■ Input material:

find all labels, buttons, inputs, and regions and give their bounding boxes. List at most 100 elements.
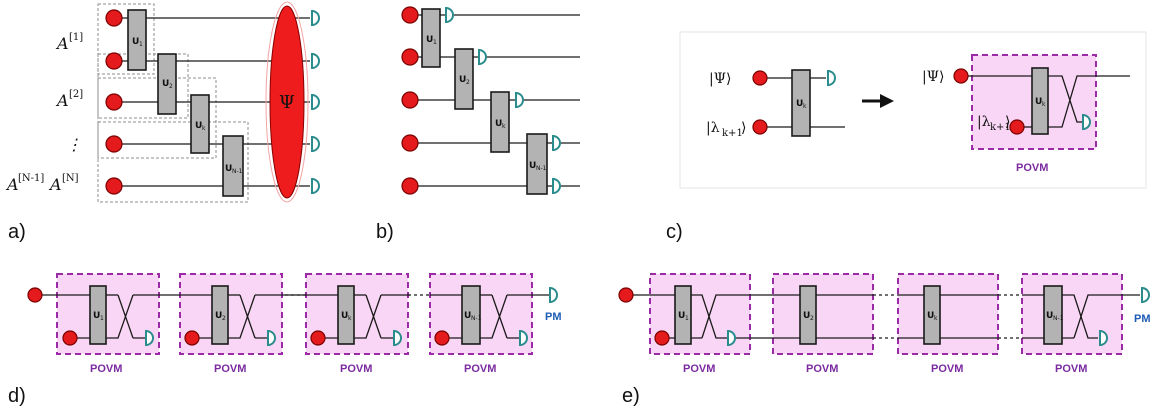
gate-uk: U k (1031, 67, 1049, 135)
svg-text:A: A (48, 175, 62, 194)
povm-box (897, 273, 999, 355)
povm-label: POVM (340, 363, 372, 375)
detector-icon (515, 91, 524, 109)
tensor-group-3 (97, 77, 217, 159)
pm-label: PM (545, 311, 562, 323)
source (401, 177, 419, 195)
gate-uk: U k (337, 285, 355, 345)
panel-a: U 1 U 2 U k U N-1 Ψ (5, 1, 320, 243)
svg-text:U: U (162, 79, 169, 89)
svg-text:U: U (796, 99, 803, 109)
source (105, 9, 123, 27)
source (752, 119, 768, 135)
svg-text:|λ: |λ (706, 120, 720, 136)
svg-text:A: A (5, 175, 19, 194)
detector-icon (478, 48, 487, 66)
gate-u2: U 2 (211, 285, 229, 345)
svg-text:1: 1 (139, 41, 143, 48)
svg-text:U: U (1046, 311, 1053, 321)
gate-u1: U 1 (89, 285, 107, 345)
gate-uk: U k (490, 91, 510, 153)
svg-text:U: U (225, 164, 232, 174)
source (953, 68, 969, 84)
svg-text:2: 2 (169, 83, 173, 90)
svg-text:⟩: ⟩ (1005, 114, 1010, 130)
gate-un1: U N-1 (461, 285, 482, 345)
svg-text:2: 2 (466, 79, 470, 86)
svg-text:⟩: ⟩ (741, 120, 746, 136)
svg-text:k: k (348, 315, 352, 322)
svg-text:U: U (215, 311, 222, 321)
svg-text:N-1: N-1 (536, 165, 547, 172)
detector-icon (549, 286, 558, 304)
svg-text:N-1: N-1 (232, 168, 243, 175)
site-label-2: A [2] (55, 89, 83, 110)
svg-text:U: U (464, 311, 471, 321)
svg-text:2: 2 (810, 315, 814, 322)
svg-text:[N]: [N] (62, 173, 79, 184)
svg-text:k: k (803, 103, 807, 110)
source (618, 287, 634, 303)
gate-u2: U 2 (799, 285, 817, 345)
gate-u1: U 1 (127, 9, 147, 71)
ket-lambda-label: |λ k+1 ⟩ (977, 114, 1011, 133)
vertical-ellipsis: ⋮ (66, 135, 82, 154)
source (1009, 119, 1025, 135)
detector-icon (311, 177, 320, 195)
detector-icon (445, 6, 454, 24)
gate-u1: U 1 (421, 8, 441, 68)
source (752, 70, 768, 86)
povm-label: POVM (1055, 363, 1087, 375)
source (401, 48, 419, 66)
gate-uk: U k (791, 69, 811, 137)
povm-label: POVM (683, 363, 715, 375)
gate-uk: U k (923, 285, 941, 345)
gate-u2: U 2 (454, 48, 474, 110)
svg-text:U: U (341, 311, 348, 321)
svg-text:1: 1 (100, 315, 104, 322)
detector-icon (311, 52, 320, 70)
svg-text:[1]: [1] (69, 32, 83, 43)
svg-text:|λ: |λ (977, 114, 991, 130)
source (62, 330, 78, 346)
source (310, 330, 326, 346)
detector-icon (1141, 286, 1150, 304)
svg-text:U: U (1035, 97, 1042, 107)
arrow-icon (862, 94, 894, 108)
svg-text:U: U (529, 161, 536, 171)
gate-un1: U N-1 (222, 135, 244, 197)
wire-cross-b (1048, 75, 1130, 128)
povm-label: POVM (90, 363, 122, 375)
svg-text:U: U (93, 311, 100, 321)
source (401, 91, 419, 109)
svg-text:U: U (132, 37, 139, 47)
panel-label-a: a) (8, 221, 26, 243)
pm-label: PM (1134, 313, 1151, 325)
gate-u1: U 1 (674, 285, 692, 345)
svg-text:N-1: N-1 (1053, 315, 1064, 322)
svg-text:2: 2 (222, 315, 226, 322)
ket-psi-label: |Ψ⟩ (922, 69, 944, 85)
source (105, 135, 123, 153)
panel-c: |Ψ⟩ |λ k+1 ⟩ U k |Ψ⟩ |λ k+ (666, 31, 1147, 243)
source (105, 52, 123, 70)
detector-icon (311, 93, 320, 111)
svg-text:U: U (927, 311, 934, 321)
site-label-n: A [N-1] A [N] (5, 173, 79, 194)
povm-box (1021, 273, 1123, 355)
tensor-group-1 (97, 3, 155, 75)
povm-label: POVM (1016, 162, 1048, 174)
detector-icon (311, 9, 320, 27)
source (105, 93, 123, 111)
svg-text:Ψ: Ψ (279, 92, 295, 113)
gate-uk: U k (190, 94, 210, 154)
wire-cross-a (1048, 75, 1082, 123)
svg-text:k: k (502, 123, 506, 130)
source (401, 6, 419, 24)
svg-text:U: U (803, 311, 810, 321)
ket-psi-label: |Ψ⟩ (709, 71, 731, 87)
svg-text:[2]: [2] (69, 89, 83, 100)
svg-text:k: k (934, 315, 938, 322)
svg-text:k+1: k+1 (990, 122, 1011, 133)
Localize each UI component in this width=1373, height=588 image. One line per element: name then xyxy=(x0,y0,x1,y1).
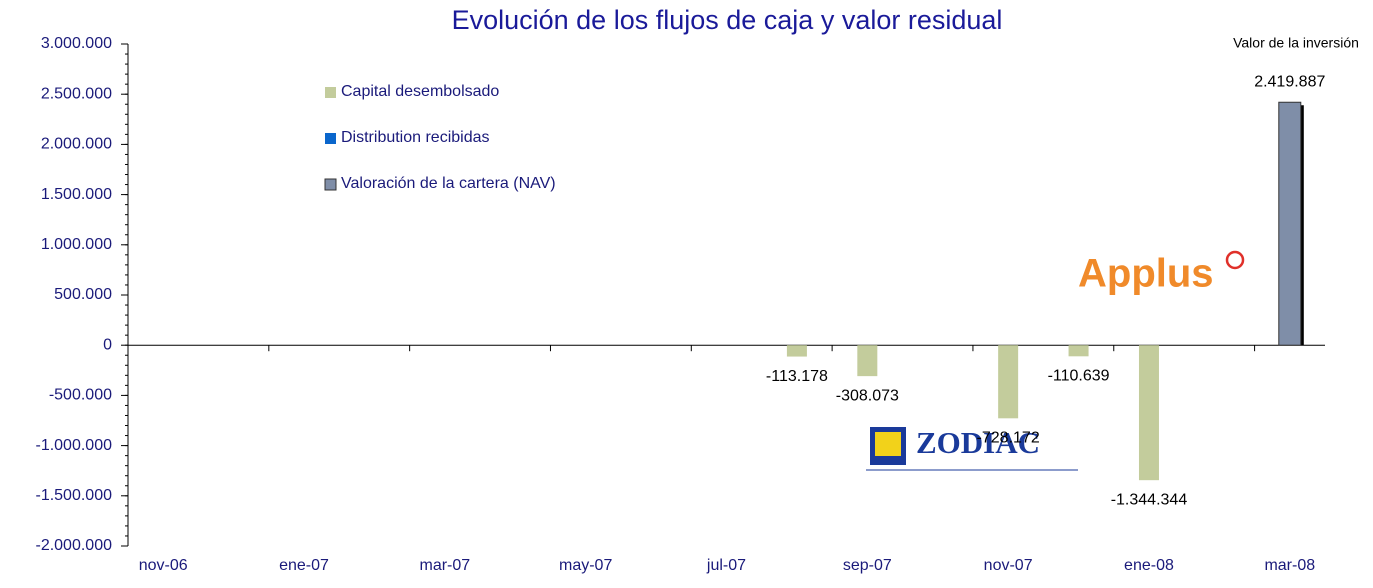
y-tick-label: -2.000.000 xyxy=(35,537,112,554)
legend-swatch xyxy=(325,87,336,98)
legend-label: Capital desembolsado xyxy=(341,83,499,100)
x-tick-label: jul-07 xyxy=(706,557,746,574)
x-tick-label: mar-07 xyxy=(420,557,471,574)
y-tick-label: -1.000.000 xyxy=(35,437,112,454)
data-label: -113.178 xyxy=(766,368,828,385)
legend-swatch xyxy=(325,133,336,144)
x-tick-label: mar-08 xyxy=(1264,557,1315,574)
bar xyxy=(1138,345,1159,481)
logo-text: ZODIAC xyxy=(916,425,1040,460)
data-label: -728.172 xyxy=(977,430,1040,447)
logo-icon xyxy=(875,432,901,456)
zodiac-logo: ZODIAC xyxy=(866,425,1078,471)
y-tick-label: 500.000 xyxy=(54,286,112,303)
x-tick-label: sep-07 xyxy=(843,557,892,574)
data-label: -110.639 xyxy=(1048,368,1110,385)
bar xyxy=(1068,345,1089,357)
x-tick-label: nov-06 xyxy=(139,557,188,574)
y-tick-label: -1.500.000 xyxy=(35,487,112,504)
logo-text: Applus xyxy=(1078,252,1214,296)
bar xyxy=(786,345,807,357)
x-tick-label: may-07 xyxy=(559,557,612,574)
legend-label: Distribution recibidas xyxy=(341,129,490,146)
data-label: 2.419.887 xyxy=(1254,73,1325,90)
annotation: Valor de la inversión xyxy=(1233,35,1359,51)
bar xyxy=(998,345,1019,419)
legend-swatch xyxy=(324,178,337,191)
y-tick-label: 2.500.000 xyxy=(41,85,112,102)
x-tick-label: ene-08 xyxy=(1124,557,1174,574)
y-tick-label: 2.000.000 xyxy=(41,136,112,153)
y-tick-label: -500.000 xyxy=(49,387,112,404)
y-tick-label: 1.000.000 xyxy=(41,236,112,253)
y-tick-label: 3.000.000 xyxy=(41,35,112,52)
bar xyxy=(857,345,878,377)
y-tick-label: 0 xyxy=(103,336,112,353)
x-tick-label: nov-07 xyxy=(984,557,1033,574)
applus-logo: Applus xyxy=(1078,250,1245,296)
data-label: -308.073 xyxy=(836,387,899,404)
y-tick-label: 1.500.000 xyxy=(41,186,112,203)
legend-label: Valoración de la cartera (NAV) xyxy=(341,175,556,192)
chart-title: Evolución de los flujos de caja y valor … xyxy=(452,5,1003,35)
logo-icon xyxy=(1225,250,1245,270)
x-tick-label: ene-07 xyxy=(279,557,329,574)
bar xyxy=(1278,101,1302,346)
data-label: -1.344.344 xyxy=(1111,491,1188,508)
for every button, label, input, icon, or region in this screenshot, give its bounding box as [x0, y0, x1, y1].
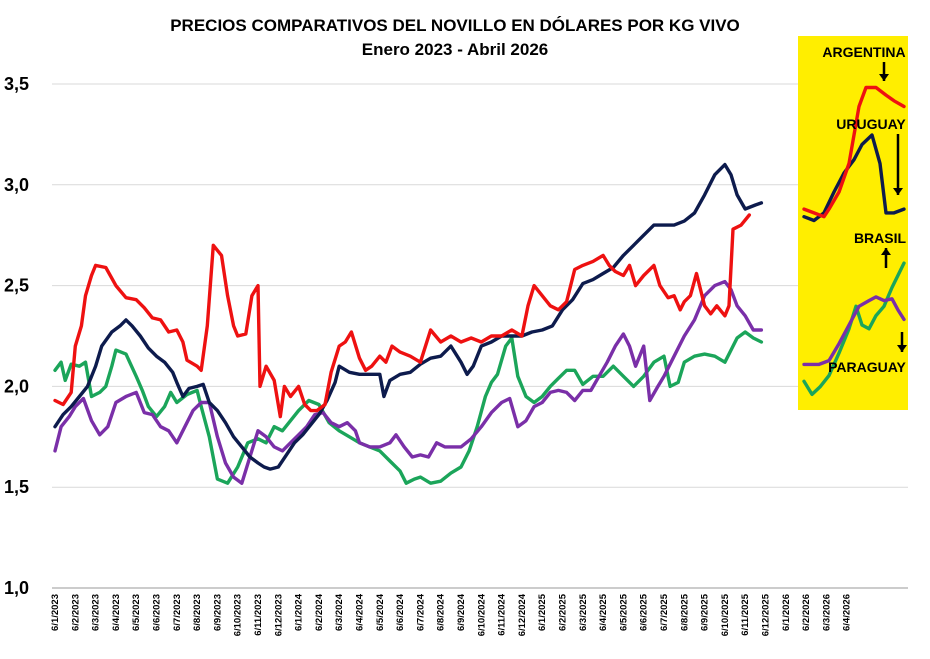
- x-tick-label: 6/9/2023: [212, 594, 223, 631]
- x-tick-label: 6/8/2023: [192, 594, 203, 631]
- x-tick-label: 6/7/2023: [172, 594, 183, 631]
- x-tick-label: 6/2/2025: [558, 593, 569, 631]
- inset-series-line: [802, 85, 906, 219]
- x-tick-label: 6/6/2024: [395, 593, 406, 631]
- inset-label: PARAGUAY: [828, 359, 906, 375]
- y-tick-label: 1,0: [4, 578, 29, 598]
- inset-arrow-head: [897, 345, 907, 352]
- x-tick-label: 6/4/2024: [355, 593, 366, 631]
- series-lines: [53, 162, 764, 485]
- x-tick-label: 6/12/2023: [273, 594, 284, 636]
- inset-panel: ARGENTINA URUGUAY BRASIL PARAGUAY: [798, 36, 908, 410]
- x-tick-label: 6/11/2023: [253, 594, 264, 636]
- x-tick-label: 6/2/2026: [801, 594, 812, 631]
- x-tick-label: 6/5/2024: [375, 593, 386, 631]
- x-tick-label: 6/5/2023: [131, 594, 142, 631]
- x-tick-label: 6/11/2024: [497, 593, 508, 635]
- x-tick-label: 6/9/2025: [700, 593, 711, 631]
- series-line: [53, 330, 764, 485]
- inset-arrow-head: [879, 74, 889, 81]
- x-tick-label: 6/8/2024: [436, 593, 447, 631]
- chart-title: PRECIOS COMPARATIVOS DEL NOVILLO EN DÓLA…: [170, 16, 740, 35]
- x-tick-label: 6/2/2024: [314, 593, 325, 631]
- y-axis-ticks: 1,0 1,5 2,0 2,5 3,0 3,5: [4, 74, 29, 598]
- x-tick-label: 6/4/2026: [842, 594, 853, 631]
- x-tick-label: 6/4/2023: [111, 594, 122, 631]
- inset-label: URUGUAY: [836, 116, 906, 132]
- inset-label: BRASIL: [854, 230, 907, 246]
- x-tick-label: 6/1/2023: [50, 594, 61, 631]
- chart-subtitle: Enero 2023 - Abril 2026: [362, 40, 548, 59]
- series-line: [53, 162, 764, 471]
- x-tick-label: 6/1/2025: [537, 593, 548, 631]
- series-line: [53, 279, 764, 485]
- inset-series-line: [802, 295, 906, 367]
- y-tick-label: 3,0: [4, 175, 29, 195]
- x-tick-label: 6/3/2024: [334, 593, 345, 631]
- inset-arrow-head: [893, 188, 903, 195]
- x-tick-label: 6/5/2025: [618, 593, 629, 631]
- inset-series-line: [802, 261, 906, 397]
- x-tick-label: 6/9/2024: [456, 593, 467, 631]
- x-tick-label: 6/10/2023: [233, 594, 244, 636]
- x-tick-label: 6/8/2025: [679, 593, 690, 631]
- x-tick-label: 6/11/2025: [740, 593, 751, 635]
- y-tick-label: 2,0: [4, 376, 29, 396]
- x-tick-label: 6/10/2025: [720, 593, 731, 636]
- x-tick-label: 6/4/2025: [598, 593, 609, 631]
- x-tick-label: 6/1/2024: [294, 593, 305, 631]
- y-tick-label: 3,5: [4, 74, 29, 94]
- inset-series-line: [802, 133, 906, 223]
- x-tick-label: 6/7/2024: [415, 593, 426, 631]
- series-line: [53, 213, 751, 419]
- x-axis-ticks: 6/1/2023 6/2/2023 6/3/2023 6/4/2023 6/5/2023…: [50, 593, 853, 636]
- x-tick-label: 6/3/2026: [821, 594, 832, 631]
- x-tick-label: 6/12/2024: [517, 593, 528, 636]
- y-tick-label: 2,5: [4, 276, 29, 296]
- x-tick-label: 6/10/2024: [476, 593, 487, 636]
- x-tick-label: 6/12/2025: [761, 593, 772, 636]
- x-tick-label: 6/1/2026: [781, 594, 792, 631]
- x-tick-label: 6/7/2025: [659, 593, 670, 631]
- x-tick-label: 6/3/2025: [578, 593, 589, 631]
- inset-arrow-head: [881, 248, 891, 255]
- inset-label: ARGENTINA: [822, 44, 905, 60]
- x-tick-label: 6/2/2023: [70, 594, 81, 631]
- x-tick-label: 6/6/2023: [152, 594, 163, 631]
- x-tick-label: 6/3/2023: [91, 594, 102, 631]
- inset-background: [798, 36, 908, 410]
- y-tick-label: 1,5: [4, 477, 29, 497]
- x-tick-label: 6/6/2025: [639, 593, 650, 631]
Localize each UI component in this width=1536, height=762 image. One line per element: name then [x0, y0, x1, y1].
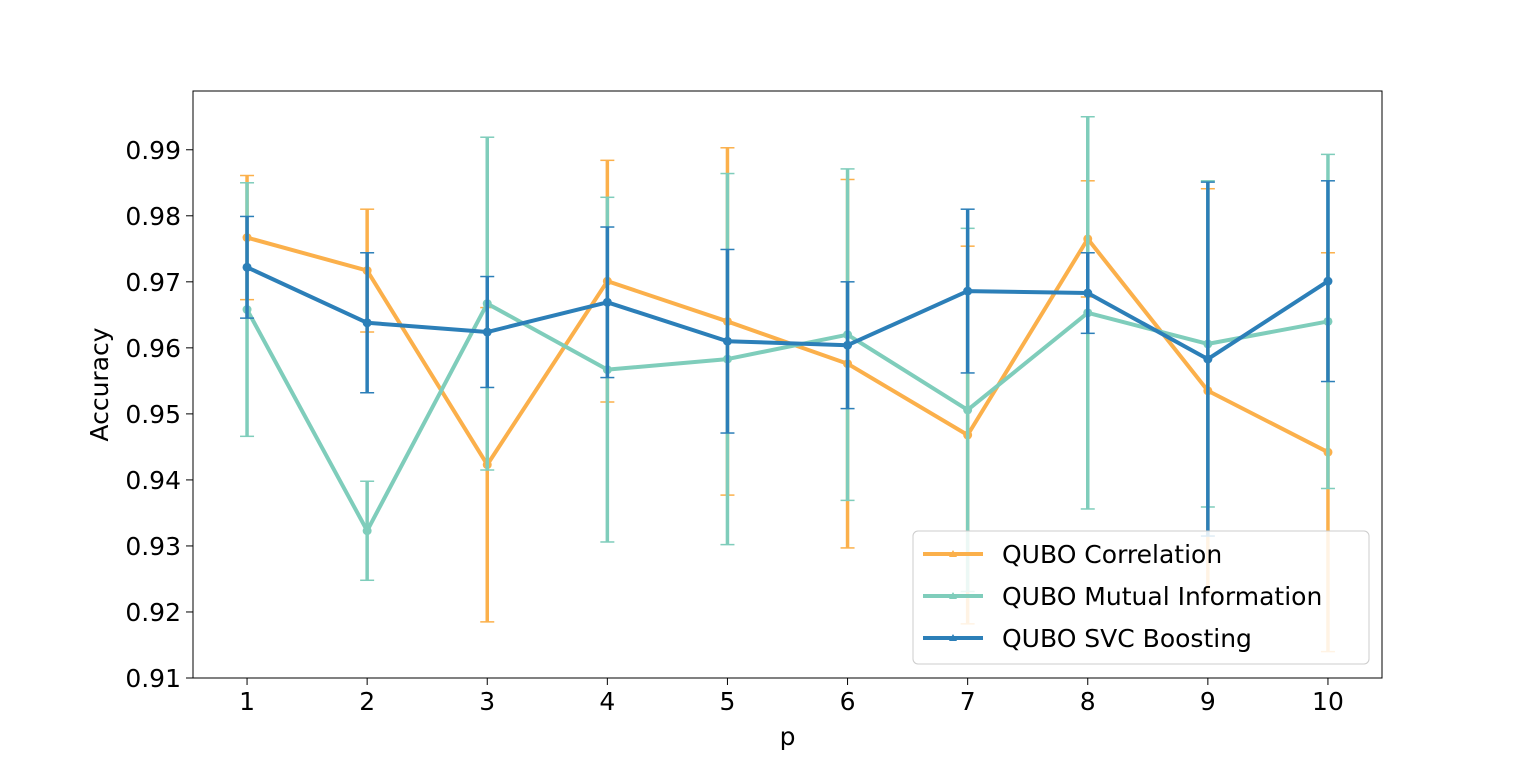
- x-tick-label: 8: [1080, 687, 1096, 716]
- data-point: [362, 318, 372, 328]
- series-2: [240, 180, 1335, 537]
- x-tick-label: 9: [1200, 687, 1216, 716]
- data-point: [963, 405, 973, 415]
- legend-marker: [949, 634, 957, 641]
- y-tick-label: 0.97: [125, 268, 181, 297]
- y-tick-label: 0.98: [125, 202, 181, 231]
- data-point: [362, 526, 372, 536]
- data-point: [482, 327, 492, 337]
- x-axis-label: p: [780, 722, 796, 751]
- x-tick-label: 7: [960, 687, 976, 716]
- x-tick-label: 1: [239, 687, 255, 716]
- y-axis: 0.91 0.92 0.93 0.94 0.95 0.96 0.97 0.98 0.99: [125, 136, 193, 693]
- x-axis: 1 2 3 4 5 6 7 8 9 10: [239, 678, 1344, 716]
- plot-series: [240, 116, 1335, 653]
- data-point: [1083, 288, 1093, 298]
- y-axis-label: Accuracy: [85, 327, 114, 441]
- series-line: [245, 301, 1329, 533]
- x-tick-label: 5: [719, 687, 735, 716]
- legend-label: QUBO Correlation: [1002, 540, 1222, 569]
- legend-marker: [949, 550, 957, 557]
- data-point: [1323, 276, 1333, 286]
- y-tick-label: 0.94: [125, 466, 181, 495]
- x-tick-label: 10: [1312, 687, 1344, 716]
- legend-item: QUBO Correlation: [923, 540, 1222, 569]
- legend-label: QUBO Mutual Information: [1002, 582, 1322, 611]
- x-tick-label: 6: [840, 687, 856, 716]
- data-point: [722, 336, 732, 346]
- legend-item: QUBO SVC Boosting: [923, 624, 1252, 653]
- y-tick-label: 0.99: [125, 136, 181, 165]
- legend-item: QUBO Mutual Information: [923, 582, 1322, 611]
- x-tick-label: 2: [359, 687, 375, 716]
- data-point: [843, 340, 853, 350]
- y-tick-label: 0.96: [125, 334, 181, 363]
- legend-label: QUBO SVC Boosting: [1002, 624, 1252, 653]
- data-point: [1203, 354, 1213, 364]
- data-point: [602, 297, 612, 307]
- legend-box: [912, 530, 1370, 665]
- y-tick-label: 0.93: [125, 532, 181, 561]
- x-tick-label: 4: [599, 687, 615, 716]
- x-tick-label: 3: [479, 687, 495, 716]
- legend: QUBO Correlation QUBO Mutual Information Q…: [912, 530, 1370, 665]
- data-point: [242, 262, 252, 272]
- y-tick-label: 0.92: [125, 598, 181, 627]
- y-tick-label: 0.95: [125, 400, 181, 429]
- legend-marker: [949, 592, 957, 599]
- plot-area-frame: [192, 90, 1383, 679]
- y-tick-label: 0.91: [125, 664, 181, 693]
- series-line: [246, 265, 1330, 362]
- data-point: [963, 286, 973, 296]
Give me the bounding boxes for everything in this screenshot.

■ What is expected: Please rewrite the records between the lines holding "gate-uk: U k (1031, 67, 1049, 135)" and "svg-text:⟩: ⟩ (741, 120, 746, 136)", inclusive, so that "detector-symbol" replaces "detector-icon" and nothing else changes; return only those lines.

■ Answer to this task:
gate-uk: U k (1031, 67, 1049, 135)
svg-text:A: A (48, 175, 62, 194)
povm-box (897, 273, 999, 355)
povm-label: POVM (340, 363, 372, 375)
detector-symbol (515, 91, 524, 109)
tensor-group-3 (97, 77, 217, 159)
pm-label: PM (545, 311, 562, 323)
source (401, 177, 419, 195)
gate-uk: U k (337, 285, 355, 345)
panel-a: U 1 U 2 U k U N-1 Ψ (5, 1, 320, 243)
svg-text:U: U (162, 79, 169, 89)
svg-text:U: U (796, 99, 803, 109)
source (105, 9, 123, 27)
source (752, 119, 768, 135)
svg-text:|λ: |λ (706, 120, 720, 136)
svg-text:A: A (5, 175, 19, 194)
detector-symbol (478, 48, 487, 66)
gate-u2: U 2 (211, 285, 229, 345)
svg-text:1: 1 (139, 41, 143, 48)
svg-text:U: U (1046, 311, 1053, 321)
gate-u1: U 1 (89, 285, 107, 345)
gate-uk: U k (490, 91, 510, 153)
svg-text:U: U (225, 164, 232, 174)
source (953, 68, 969, 84)
svg-text:2: 2 (169, 83, 173, 90)
svg-text:⟩: ⟩ (1005, 114, 1010, 130)
gate-un1: U N-1 (461, 285, 482, 345)
svg-text:2: 2 (466, 79, 470, 86)
svg-text:⟩: ⟩ (741, 120, 746, 136)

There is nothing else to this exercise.